Without the pictures, return each record as it appears.

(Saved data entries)
┌──

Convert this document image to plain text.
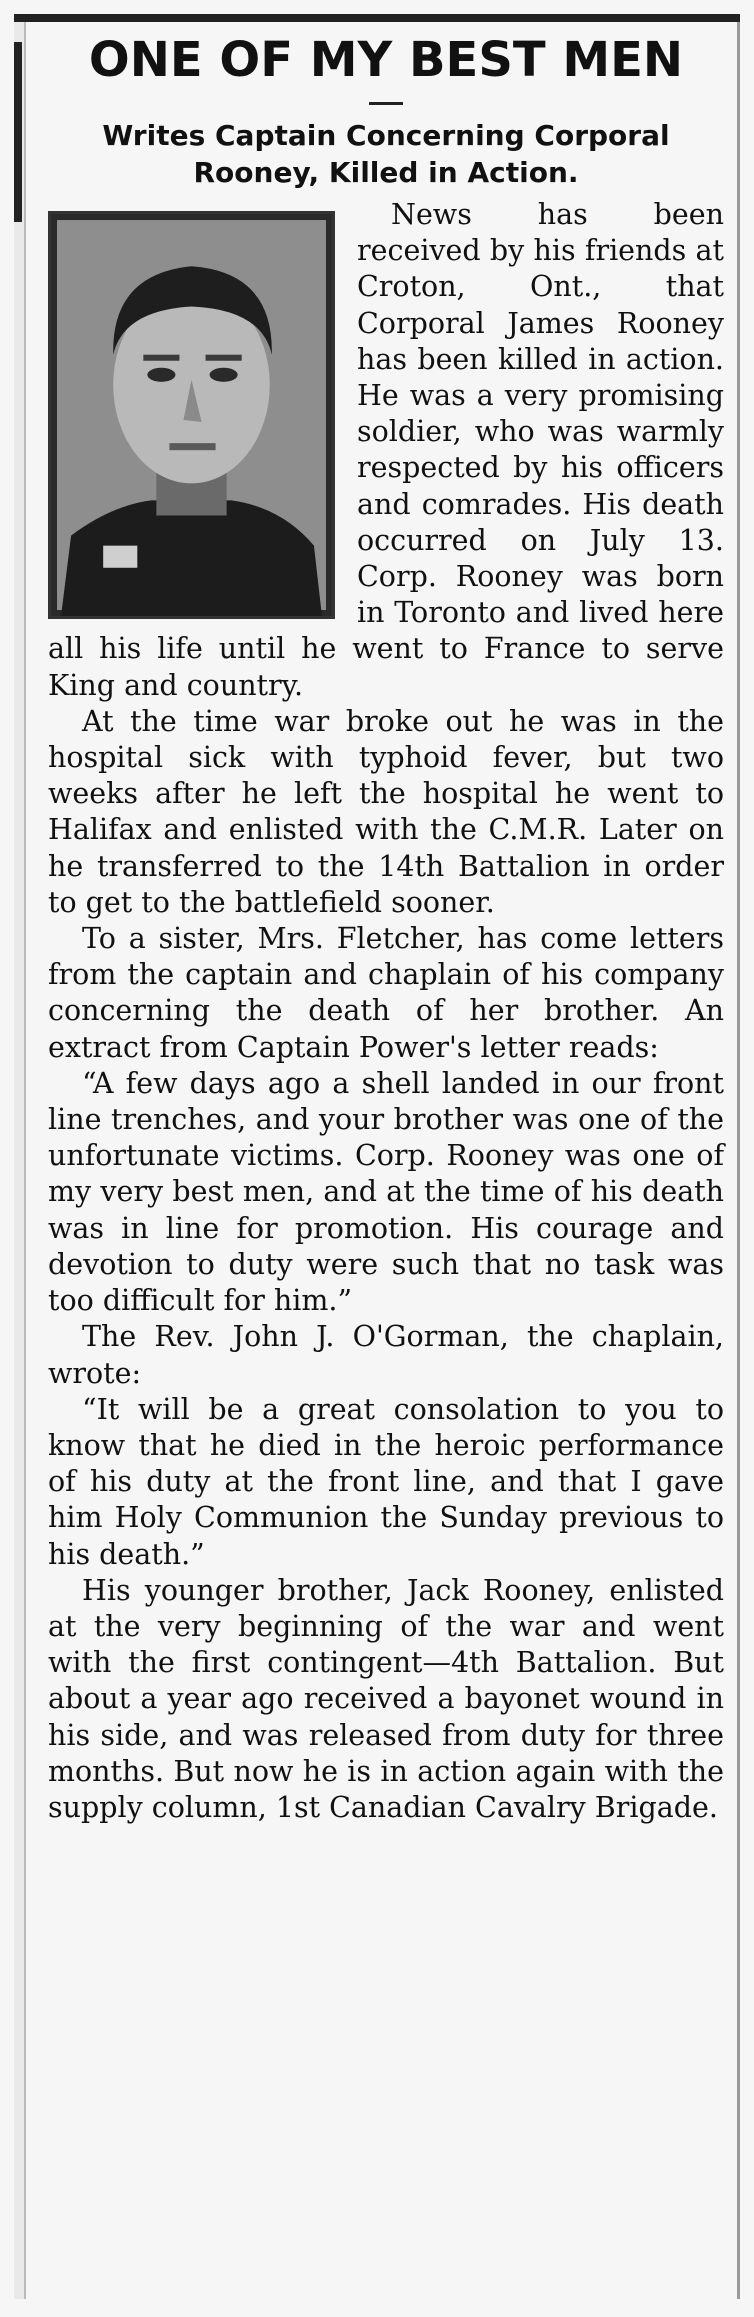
ONE OF MY BEST MEN
Writes Captain Concerning Corporal Rooney, Killed in Action.

News has been received by his friends at Croton, Ont., that Corporal James Rooney has been killed in action. He was a very promising soldier, who was warmly respected by his officers and comrades. His death occurred on July 13. Corp. Rooney was born in Toronto and lived here all his life until he went to France to serve King and country.

At the time war broke out he was in the hospital sick with typhoid fever, but two weeks after he left the hospital he went to Halifax and enlisted with the C.M.R. Later on he transferred to the 14th Battalion in order to get to the battlefield sooner.

To a sister, Mrs. Fletcher, has come letters from the captain and chaplain of his company concerning the death of her brother. An extract from Captain Power's letter reads:

“A few days ago a shell landed in our front line trenches, and your brother was one of the unfortunate victims. Corp. Rooney was one of my very best men, and at the time of his death was in line for promotion. His courage and devotion to duty were such that no task was too difficult for him.”

The Rev. John J. O'Gorman, the chaplain, wrote:

“It will be a great consolation to you to know that he died in the heroic performance of his duty at the front line, and that I gave him Holy Communion the Sunday previous to his death.”

His younger brother, Jack Rooney, enlisted at the very beginning of the war and went with the first contingent—4th Battalion. But about a year ago received a bayonet wound in his side, and was released from duty for three months. But now he is in action again with the supply column, 1st Canadian Cavalry Brigade.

└──

# SOLUTION FOR THIS TASK:
Convert this document image to plain text.
ONE OF MY BEST MEN
Writes Captain Concerning Corporal Rooney, Killed in Action.

News has been received by his friends at Croton, Ont., that Corporal James Rooney has been killed in action. He was a very promising soldier, who was warmly respected by his officers and comrades. His death occurred on July 13. Corp. Rooney was born in Toronto and lived here all his life until he went to France to serve King and country.

At the time war broke out he was in the hospital sick with typhoid fever, but two weeks after he left the hospital he went to Halifax and enlisted with the C.M.R. Later on he transferred to the 14th Battalion in order to get to the battlefield sooner.

To a sister, Mrs. Fletcher, has come letters from the captain and chaplain of his company concerning the death of her brother. An extract from Captain Power's letter reads:

“A few days ago a shell landed in our front line trenches, and your brother was one of the unfortunate victims. Corp. Rooney was one of my very best men, and at the time of his death was in line for promotion. His courage and devotion to duty were such that no task was too difficult for him.”

The Rev. John J. O'Gorman, the chaplain, wrote:

“It will be a great consolation to you to know that he died in the heroic performance of his duty at the front line, and that I gave him Holy Communion the Sunday previous to his death.”

His younger brother, Jack Rooney, enlisted at the very beginning of the war and went with the first contingent—4th Battalion. But about a year ago received a bayonet wound in his side, and was released from duty for three months. But now he is in action again with the supply column, 1st Canadian Cavalry Brigade.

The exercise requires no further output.